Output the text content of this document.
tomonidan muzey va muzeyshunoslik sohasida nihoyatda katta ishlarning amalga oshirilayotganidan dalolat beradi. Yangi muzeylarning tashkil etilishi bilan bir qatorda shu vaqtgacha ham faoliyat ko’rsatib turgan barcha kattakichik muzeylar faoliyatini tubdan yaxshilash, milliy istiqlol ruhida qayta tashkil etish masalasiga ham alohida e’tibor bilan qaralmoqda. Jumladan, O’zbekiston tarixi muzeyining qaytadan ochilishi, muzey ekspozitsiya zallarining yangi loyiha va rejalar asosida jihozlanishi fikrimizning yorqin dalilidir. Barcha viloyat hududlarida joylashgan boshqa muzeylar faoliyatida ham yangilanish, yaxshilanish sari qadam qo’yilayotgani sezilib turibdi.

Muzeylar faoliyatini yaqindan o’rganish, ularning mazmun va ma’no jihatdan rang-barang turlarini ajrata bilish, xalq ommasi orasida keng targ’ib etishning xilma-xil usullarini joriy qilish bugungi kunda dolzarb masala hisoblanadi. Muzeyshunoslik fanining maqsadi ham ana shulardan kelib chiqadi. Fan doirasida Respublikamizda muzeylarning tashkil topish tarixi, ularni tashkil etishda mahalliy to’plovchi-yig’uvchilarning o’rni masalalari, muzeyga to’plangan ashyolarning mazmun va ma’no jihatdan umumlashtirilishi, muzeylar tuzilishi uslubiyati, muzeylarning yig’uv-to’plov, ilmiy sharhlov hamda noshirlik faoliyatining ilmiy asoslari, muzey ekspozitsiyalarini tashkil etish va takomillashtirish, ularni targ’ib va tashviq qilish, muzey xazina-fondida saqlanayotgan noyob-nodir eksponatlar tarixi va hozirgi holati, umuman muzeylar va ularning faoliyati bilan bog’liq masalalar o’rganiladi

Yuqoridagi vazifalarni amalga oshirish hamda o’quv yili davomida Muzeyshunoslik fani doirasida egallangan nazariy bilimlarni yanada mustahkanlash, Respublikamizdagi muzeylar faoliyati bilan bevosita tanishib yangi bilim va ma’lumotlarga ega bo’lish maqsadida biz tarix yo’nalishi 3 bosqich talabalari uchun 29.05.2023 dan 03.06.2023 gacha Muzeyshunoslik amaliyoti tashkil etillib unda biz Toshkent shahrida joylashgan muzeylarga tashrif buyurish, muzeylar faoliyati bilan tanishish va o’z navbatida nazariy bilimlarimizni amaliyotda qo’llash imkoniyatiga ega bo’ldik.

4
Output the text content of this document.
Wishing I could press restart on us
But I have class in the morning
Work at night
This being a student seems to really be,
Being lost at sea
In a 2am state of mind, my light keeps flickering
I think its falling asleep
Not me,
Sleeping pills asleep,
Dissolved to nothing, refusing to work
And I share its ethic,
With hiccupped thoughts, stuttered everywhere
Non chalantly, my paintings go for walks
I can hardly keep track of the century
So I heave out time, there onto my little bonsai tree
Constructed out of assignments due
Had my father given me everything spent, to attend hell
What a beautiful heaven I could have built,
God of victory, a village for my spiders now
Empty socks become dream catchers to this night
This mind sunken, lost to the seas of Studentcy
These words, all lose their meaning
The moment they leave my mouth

----------

=== What you are asked to do ===
Return all of the above records exactly, leaving no line out.

=== Exercise solution ===
Output the text content of this document.
tomonidan muzey va muzeyshunoslik sohasida nihoyatda katta ishlarning amalga oshirilayotganidan dalolat beradi. Yangi muzeylarning tashkil etilishi bilan bir qatorda shu vaqtgacha ham faoliyat ko’rsatib turgan barcha kattakichik muzeylar faoliyatini tubdan yaxshilash, milliy istiqlol ruhida qayta tashkil etish masalasiga ham alohida e’tibor bilan qaralmoqda. Jumladan, O’zbekiston tarixi muzeyining qaytadan ochilishi, muzey ekspozitsiya zallarining yangi loyiha va rejalar asosida jihozlanishi fikrimizning yorqin dalilidir. Barcha viloyat hududlarida joylashgan boshqa muzeylar faoliyatida ham yangilanish, yaxshilanish sari qadam qo’yilayotgani sezilib turibdi.

Muzeylar faoliyatini yaqindan o’rganish, ularning mazmun va ma’no jihatdan rang-barang turlarini ajrata bilish, xalq ommasi orasida keng targ’ib etishning xilma-xil usullarini joriy qilish bugungi kunda dolzarb masala hisoblanadi. Muzeyshunoslik fanining maqsadi ham ana shulardan kelib chiqadi. Fan doirasida Respublikamizda muzeylarning tashkil topish tarixi, ularni tashkil etishda mahalliy to’plovchi-yig’uvchilarning o’rni masalalari, muzeyga to’plangan ashyolarning mazmun va ma’no jihatdan umumlashtirilishi, muzeylar tuzilishi uslubiyati, muzeylarning yig’uv-to’plov, ilmiy sharhlov hamda noshirlik faoliyatining ilmiy asoslari, muzey ekspozitsiyalarini tashkil etish va takomillashtirish, ularni targ’ib va tashviq qilish, muzey xazina-fondida saqlanayotgan noyob-nodir eksponatlar tarixi va hozirgi holati, umuman muzeylar va ularning faoliyati bilan bog’liq masalalar o’rganiladi

Yuqoridagi vazifalarni amalga oshirish hamda o’quv yili davomida Muzeyshunoslik fani doirasida egallangan nazariy bilimlarni yanada mustahkanlash, Respublikamizdagi muzeylar faoliyati bilan bevosita tanishib yangi bilim va ma’lumotlarga ega bo’lish maqsadida biz tarix yo’nalishi 3 bosqich talabalari uchun 29.05.2023 dan 03.06.2023 gacha Muzeyshunoslik amaliyoti tashkil etillib unda biz Toshkent shahrida joylashgan muzeylarga tashrif buyurish, muzeylar faoliyati bilan tanishish va o’z navbatida nazariy bilimlarimizni amaliyotda qo’llash imkoniyatiga ega bo’ldik.

4
Output the text content of this document.
Wishing I could press restart on us
But I have class in the morning
Work at night
This being a student seems to really be,
Being lost at sea
In a 2am state of mind, my light keeps flickering
I think its falling asleep
Not me,
Sleeping pills asleep,
Dissolved to nothing, refusing to work
And I share its ethic,
With hiccupped thoughts, stuttered everywhere
Non chalantly, my paintings go for walks
I can hardly keep track of the century
So I heave out time, there onto my little bonsai tree
Constructed out of assignments due
Had my father given me everything spent, to attend hell
What a beautiful heaven I could have built,
God of victory, a village for my spiders now
Empty socks become dream catchers to this night
This mind sunken, lost to the seas of Studentcy
These words, all lose their meaning
The moment they leave my mouth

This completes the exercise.